--- Task directions ---
Lift out each line of the data that holds "输出电流".

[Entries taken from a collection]
--- BEGIN ---

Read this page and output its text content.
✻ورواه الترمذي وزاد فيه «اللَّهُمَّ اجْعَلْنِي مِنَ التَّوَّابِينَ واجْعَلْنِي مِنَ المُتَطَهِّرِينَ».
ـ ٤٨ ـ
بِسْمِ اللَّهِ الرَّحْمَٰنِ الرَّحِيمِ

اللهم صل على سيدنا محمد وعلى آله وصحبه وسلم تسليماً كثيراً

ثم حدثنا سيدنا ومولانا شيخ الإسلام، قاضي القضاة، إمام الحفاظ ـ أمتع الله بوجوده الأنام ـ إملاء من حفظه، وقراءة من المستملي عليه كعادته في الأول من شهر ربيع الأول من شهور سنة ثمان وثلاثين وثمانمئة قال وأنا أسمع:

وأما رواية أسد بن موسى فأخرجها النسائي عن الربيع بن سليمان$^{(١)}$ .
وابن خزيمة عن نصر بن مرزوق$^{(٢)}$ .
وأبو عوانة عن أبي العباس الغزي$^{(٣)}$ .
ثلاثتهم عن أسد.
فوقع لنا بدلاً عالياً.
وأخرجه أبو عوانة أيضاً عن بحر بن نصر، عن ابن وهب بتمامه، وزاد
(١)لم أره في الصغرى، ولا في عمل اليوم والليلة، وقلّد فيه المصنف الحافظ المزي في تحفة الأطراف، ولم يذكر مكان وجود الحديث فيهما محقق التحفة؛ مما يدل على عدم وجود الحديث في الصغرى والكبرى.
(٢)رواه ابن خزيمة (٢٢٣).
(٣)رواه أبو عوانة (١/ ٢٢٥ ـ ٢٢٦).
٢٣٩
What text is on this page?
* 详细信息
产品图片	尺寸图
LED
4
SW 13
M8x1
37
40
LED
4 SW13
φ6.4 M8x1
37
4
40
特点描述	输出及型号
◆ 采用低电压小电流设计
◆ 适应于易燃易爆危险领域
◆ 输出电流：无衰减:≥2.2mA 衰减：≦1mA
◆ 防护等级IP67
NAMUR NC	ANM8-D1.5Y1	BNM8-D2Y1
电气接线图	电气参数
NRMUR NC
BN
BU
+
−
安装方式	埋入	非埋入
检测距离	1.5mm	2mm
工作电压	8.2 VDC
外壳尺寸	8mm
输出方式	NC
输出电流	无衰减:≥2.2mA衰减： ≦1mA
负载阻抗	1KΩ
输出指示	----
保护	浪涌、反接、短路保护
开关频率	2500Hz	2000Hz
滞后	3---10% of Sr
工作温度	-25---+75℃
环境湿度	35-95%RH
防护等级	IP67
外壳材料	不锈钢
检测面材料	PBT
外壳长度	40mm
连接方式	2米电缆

--- END ---

--- Answer for the task ---
◆ 输出电流：无衰减:≥2.2mA 衰减：≦1mA
输出电流	无衰减:≥2.2mA衰减： ≦1mA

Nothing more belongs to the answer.